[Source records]
>> Start

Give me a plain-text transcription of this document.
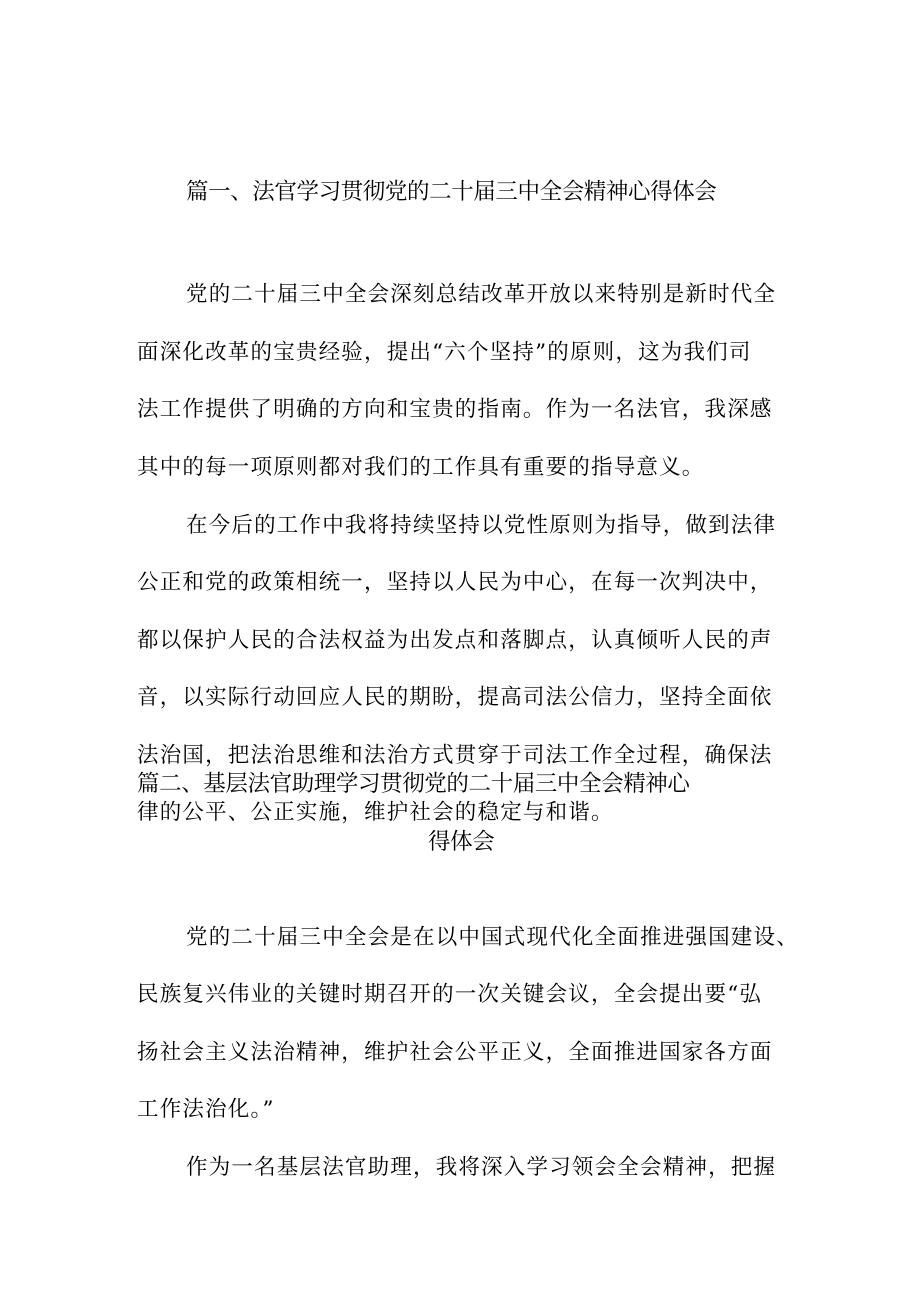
篇一、法官学习贯彻党的二十届三中全会精神心得体会

党的二十届三中全会深刻总结改革开放以来特别是新时代全

面深化改革的宝贵经验，提出“六个坚持”的原则，这为我们司

法工作提供了明确的方向和宝贵的指南。作为一名法官，我深感

其中的每一项原则都对我们的工作具有重要的指导意义。

在今后的工作中我将持续坚持以党性原则为指导，做到法律

公正和党的政策相统一，坚持以人民为中心，在每一次判决中，

都以保护人民的合法权益为出发点和落脚点，认真倾听人民的声

音，以实际行动回应人民的期盼，提高司法公信力，坚持全面依

法治国，把法治思维和法治方式贯穿于司法工作全过程，确保法

律的公平、公正实施，维护社会的稳定与和谐。

篇二、基层法官助理学习贯彻党的二十届三中全会精神心
得体会

党的二十届三中全会是在以中国式现代化全面推进强国建设、

民族复兴伟业的关键时期召开的一次关键会议，全会提出要“弘

扬社会主义法治精神，维护社会公平正义，全面推进国家各方面

工作法治化。”

作为一名基层法官助理，我将深入学习领会全会精神，把握
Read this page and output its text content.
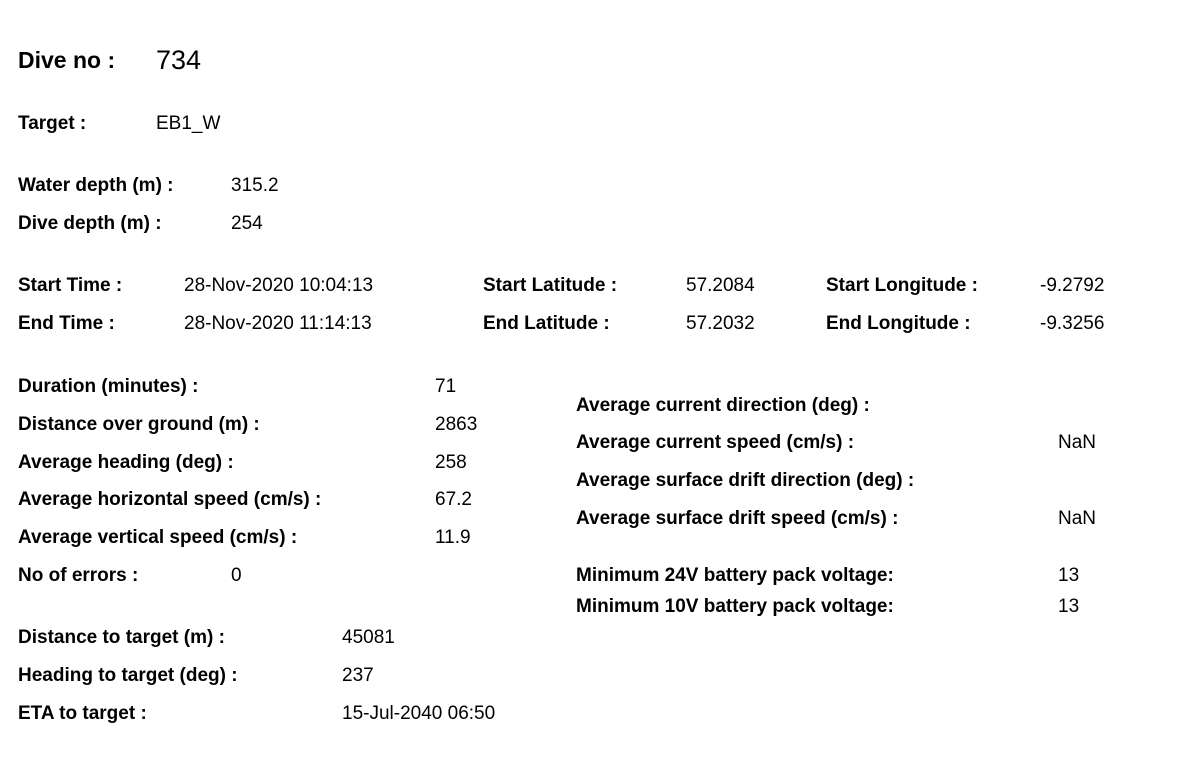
Dive no : 734
Target :	EB1_W
Water depth (m) :	315.2
Dive depth (m) :	254
Start Time :	28-Nov-2020 10:04:13	Start Latitude :	57.2084	Start Longitude :	-9.2792
End Time :	28-Nov-2020 11:14:13	End Latitude :	57.2032	End Longitude :	-9.3256
Duration (minutes) :	71
Distance over ground (m) :	2863
Average heading (deg) :	258
Average horizontal speed (cm/s) :	67.2
Average vertical speed (cm/s) :	11.9
No of errors :	0
Average current direction (deg) :
Average current speed (cm/s) :	NaN
Average surface drift direction (deg) :
Average surface drift speed (cm/s) :	NaN
Minimum 24V battery pack voltage:	13
Minimum 10V battery pack voltage:	13
Distance to target (m) :	45081
Heading to target (deg) :	237
ETA to target :	15-Jul-2040 06:50
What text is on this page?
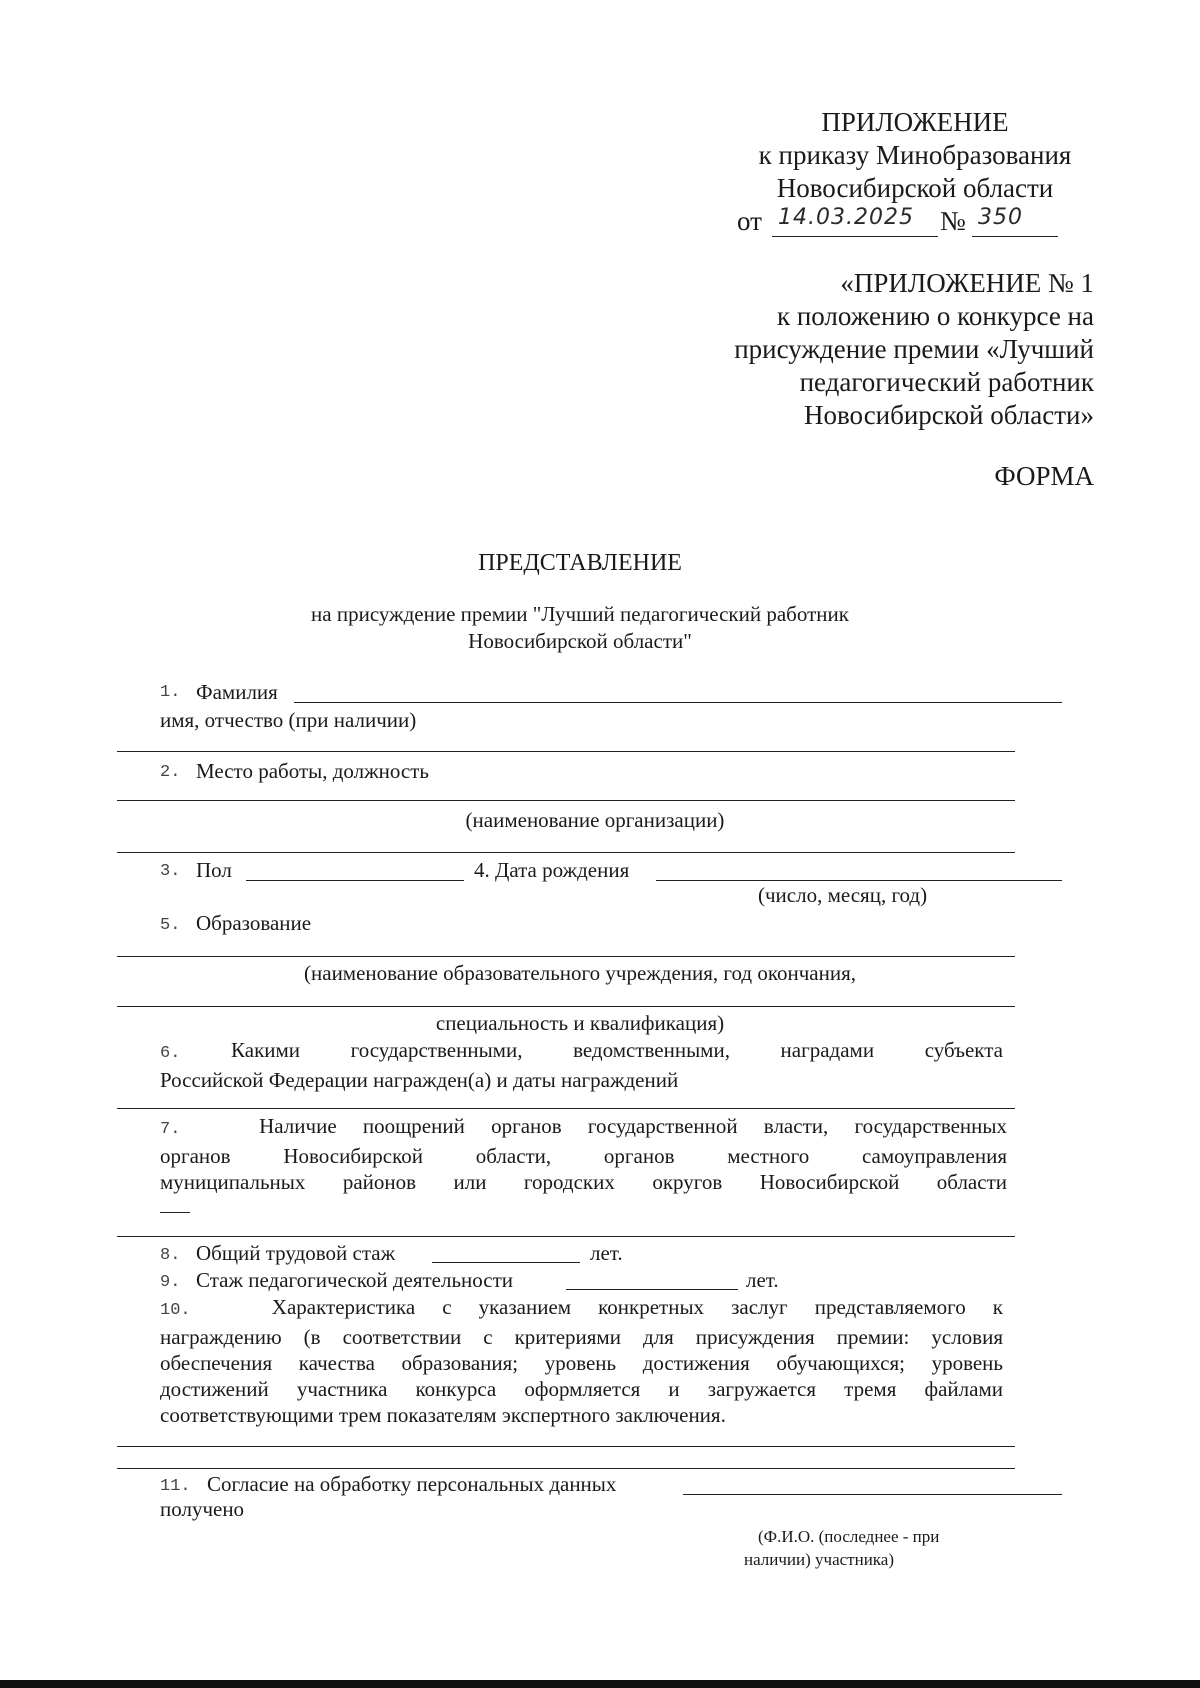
ПРИЛОЖЕНИЕ
к приказу Минобразования
Новосибирской области
от 14.03.2025 № 350
«ПРИЛОЖЕНИЕ № 1
к положению о конкурсе на
присуждение премии «Лучший
педагогический работник
Новосибирской области»
ФОРМА
ПРЕДСТАВЛЕНИЕ
на присуждение премии "Лучший педагогический работник
Новосибирской области"
1. Фамилия
имя, отчество (при наличии)
2. Место работы, должность
(наименование организации)
3. Пол	4. Дата рождения
(число, месяц, год)
5. Образование
(наименование образовательного учреждения, год окончания,
специальность и квалификация)
6. Какими государственными, ведомственными, наградами субъекта
Российской Федерации награжден(а) и даты награждений
7.	Наличие поощрений органов государственной власти, государственных
органов Новосибирской области, органов местного самоуправления
муниципальных районов или городских округов Новосибирской области
8. Общий трудовой стаж	лет.
9. Стаж педагогической деятельности	лет.
10.	Характеристика с указанием конкретных заслуг представляемого к
награждению (в соответствии с критериями для присуждения премии: условия
обеспечения качества образования; уровень достижения обучающихся; уровень
достижений участника конкурса оформляется и загружается тремя файлами
соответствующими трем показателям экспертного заключения.
11. Согласие на обработку персональных данных
получено
(Ф.И.О. (последнее - при
наличии) участника)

>> End

▸ **What to work on**: Return each line of the data that contains the string "page".

▸ **Finished task**:
Read this page and output its text content.
What text is on this page?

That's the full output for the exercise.